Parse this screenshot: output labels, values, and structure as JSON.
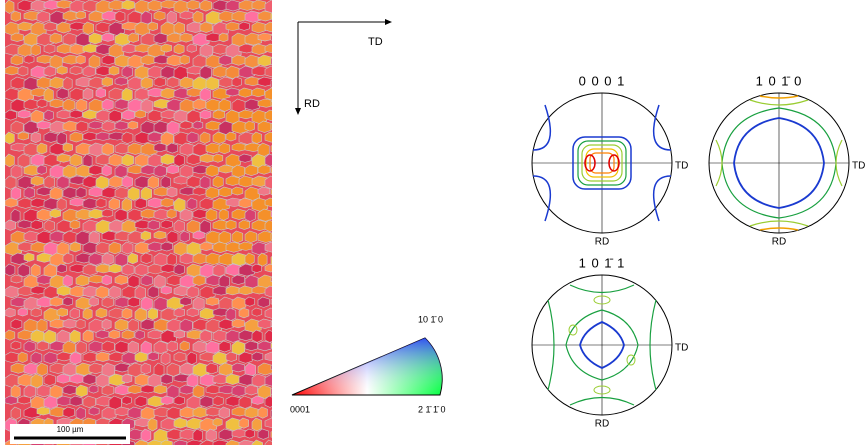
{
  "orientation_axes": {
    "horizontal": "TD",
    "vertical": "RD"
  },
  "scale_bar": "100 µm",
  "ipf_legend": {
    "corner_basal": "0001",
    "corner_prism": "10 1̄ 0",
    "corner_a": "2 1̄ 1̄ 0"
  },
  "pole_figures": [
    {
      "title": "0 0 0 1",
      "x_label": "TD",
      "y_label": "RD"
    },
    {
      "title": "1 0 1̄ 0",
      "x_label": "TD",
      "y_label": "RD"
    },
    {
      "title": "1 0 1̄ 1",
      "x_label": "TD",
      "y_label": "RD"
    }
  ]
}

--- --- ---

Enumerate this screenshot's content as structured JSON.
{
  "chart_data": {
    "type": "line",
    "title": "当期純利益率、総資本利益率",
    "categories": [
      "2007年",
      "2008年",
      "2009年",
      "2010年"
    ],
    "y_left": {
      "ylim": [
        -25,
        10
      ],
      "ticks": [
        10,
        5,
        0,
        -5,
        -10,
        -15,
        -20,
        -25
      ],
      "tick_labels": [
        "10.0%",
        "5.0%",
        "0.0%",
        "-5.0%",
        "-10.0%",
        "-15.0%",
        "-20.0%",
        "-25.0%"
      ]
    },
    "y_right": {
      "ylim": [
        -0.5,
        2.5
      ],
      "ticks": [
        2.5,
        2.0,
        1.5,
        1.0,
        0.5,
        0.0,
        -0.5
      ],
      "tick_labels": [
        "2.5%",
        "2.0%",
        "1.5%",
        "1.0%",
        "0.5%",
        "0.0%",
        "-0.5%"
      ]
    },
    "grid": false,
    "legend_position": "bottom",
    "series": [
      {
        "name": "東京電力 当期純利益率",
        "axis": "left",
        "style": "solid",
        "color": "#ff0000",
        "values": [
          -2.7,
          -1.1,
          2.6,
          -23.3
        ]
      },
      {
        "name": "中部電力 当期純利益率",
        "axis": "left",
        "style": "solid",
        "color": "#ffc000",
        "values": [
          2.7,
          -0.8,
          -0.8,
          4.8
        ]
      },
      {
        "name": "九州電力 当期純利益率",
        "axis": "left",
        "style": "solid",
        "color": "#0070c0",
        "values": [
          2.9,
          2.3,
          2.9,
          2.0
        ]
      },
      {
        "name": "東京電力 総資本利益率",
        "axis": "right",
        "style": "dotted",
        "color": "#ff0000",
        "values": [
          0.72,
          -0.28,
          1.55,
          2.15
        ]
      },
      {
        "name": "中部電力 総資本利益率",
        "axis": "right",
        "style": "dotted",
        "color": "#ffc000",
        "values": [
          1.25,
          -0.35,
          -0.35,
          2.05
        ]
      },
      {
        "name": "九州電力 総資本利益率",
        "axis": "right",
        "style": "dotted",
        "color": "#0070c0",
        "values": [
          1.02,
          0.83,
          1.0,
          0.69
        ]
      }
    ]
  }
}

--- --- ---

● **PROMPT**
Using the records above, copy each line that contains "JSON".

● **RESULT OF THE EXERCISE**
Parse this screenshot: output labels, values, and structure as JSON.
Enumerate this screenshot's content as structured JSON.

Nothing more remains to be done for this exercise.